▸ Task prompt
What follows is a set of entries. Repeat them exactly, but not their pictures.

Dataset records
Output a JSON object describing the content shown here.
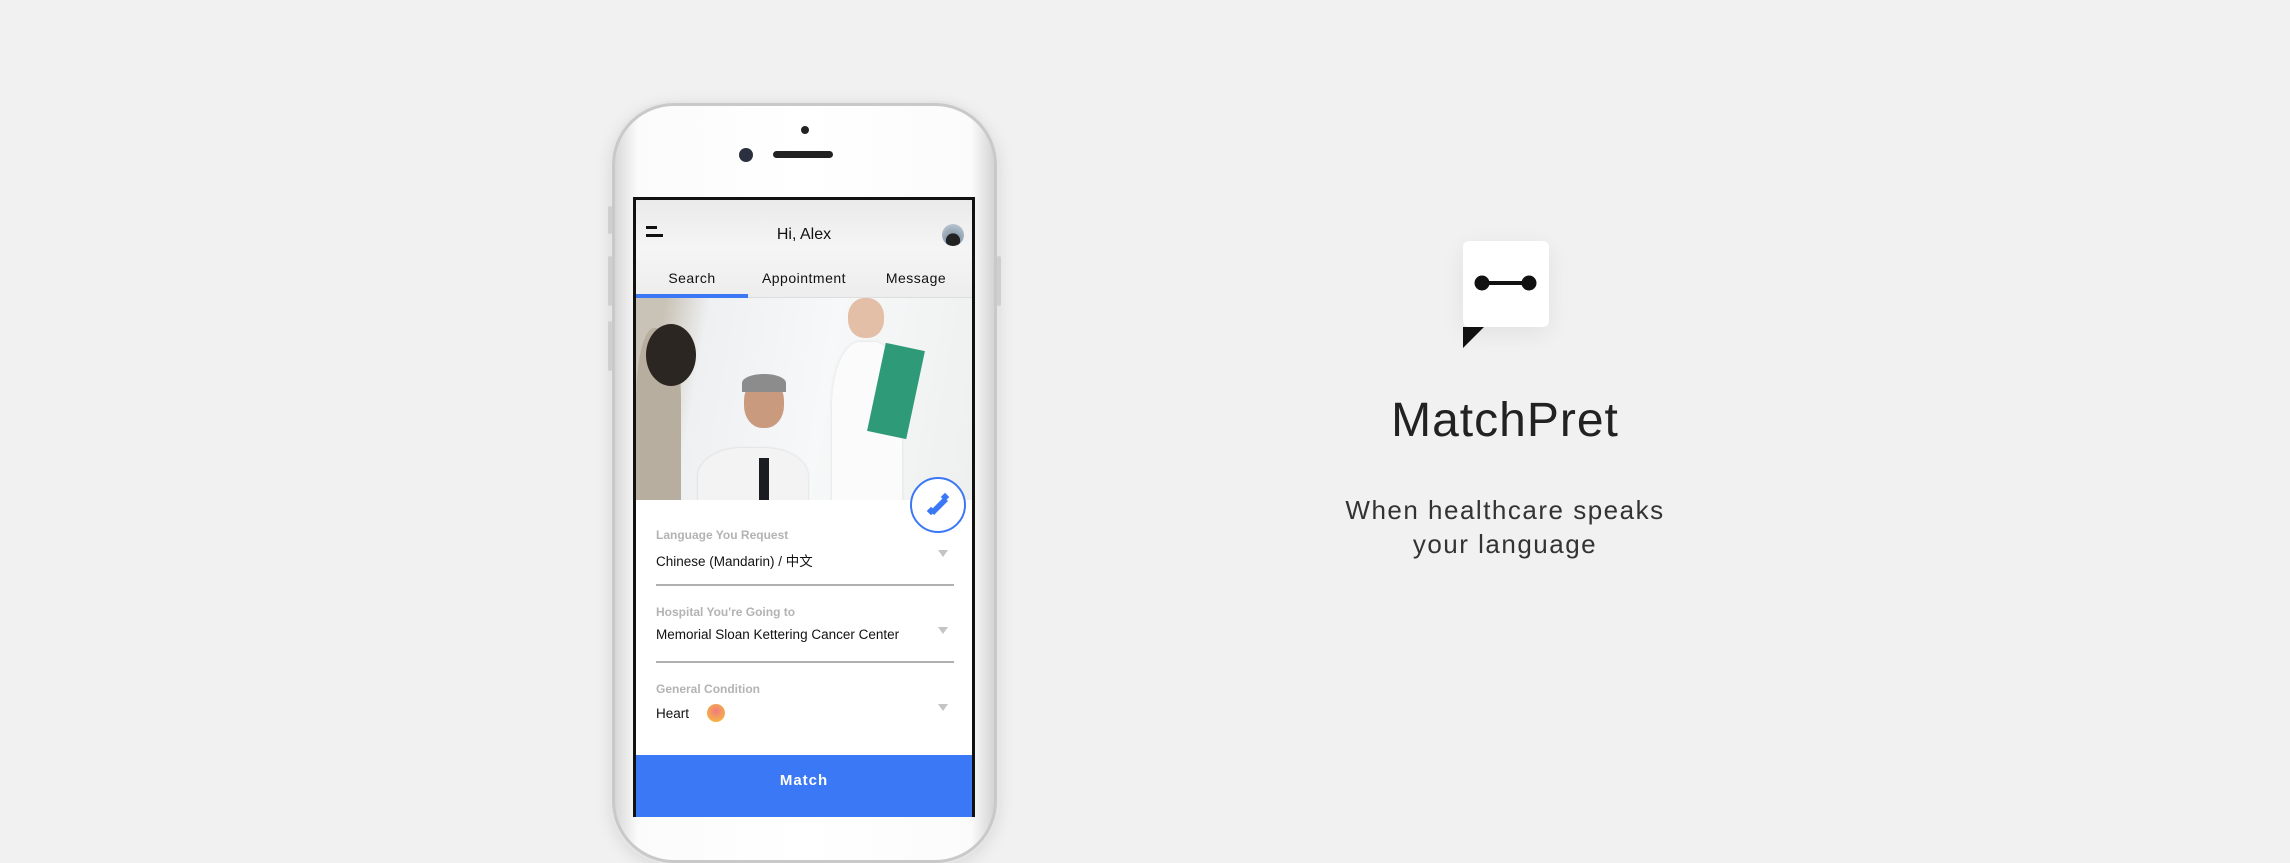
{
  "app": {
    "greeting": "Hi, Alex",
    "tabs": [
      {
        "label": "Search"
      },
      {
        "label": "Appointment"
      },
      {
        "label": "Message"
      }
    ],
    "active_tab": "Search",
    "fields": [
      {
        "label": "Language You Request",
        "value": "Chinese (Mandarin) / 中文"
      },
      {
        "label": "Hospital You're Going to",
        "value": "Memorial Sloan Kettering Cancer Center"
      },
      {
        "label": "General Condition",
        "value": "Heart"
      }
    ],
    "match_label": "Match"
  },
  "brand": {
    "name": "MatchPret",
    "tagline_line1": "When healthcare speaks",
    "tagline_line2": "your language"
  },
  "colors": {
    "accent": "#3b78f5",
    "background": "#f1f1f1"
  }
}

▸ Solution to this problem
Output a JSON object describing the content shown here.
{
  "app": {
    "greeting": "Hi, Alex",
    "tabs": [
      {
        "label": "Search"
      },
      {
        "label": "Appointment"
      },
      {
        "label": "Message"
      }
    ],
    "active_tab": "Search",
    "fields": [
      {
        "label": "Language You Request",
        "value": "Chinese (Mandarin) / 中文"
      },
      {
        "label": "Hospital You're Going to",
        "value": "Memorial Sloan Kettering Cancer Center"
      },
      {
        "label": "General Condition",
        "value": "Heart"
      }
    ],
    "match_label": "Match"
  },
  "brand": {
    "name": "MatchPret",
    "tagline_line1": "When healthcare speaks",
    "tagline_line2": "your language"
  },
  "colors": {
    "accent": "#3b78f5",
    "background": "#f1f1f1"
  }
}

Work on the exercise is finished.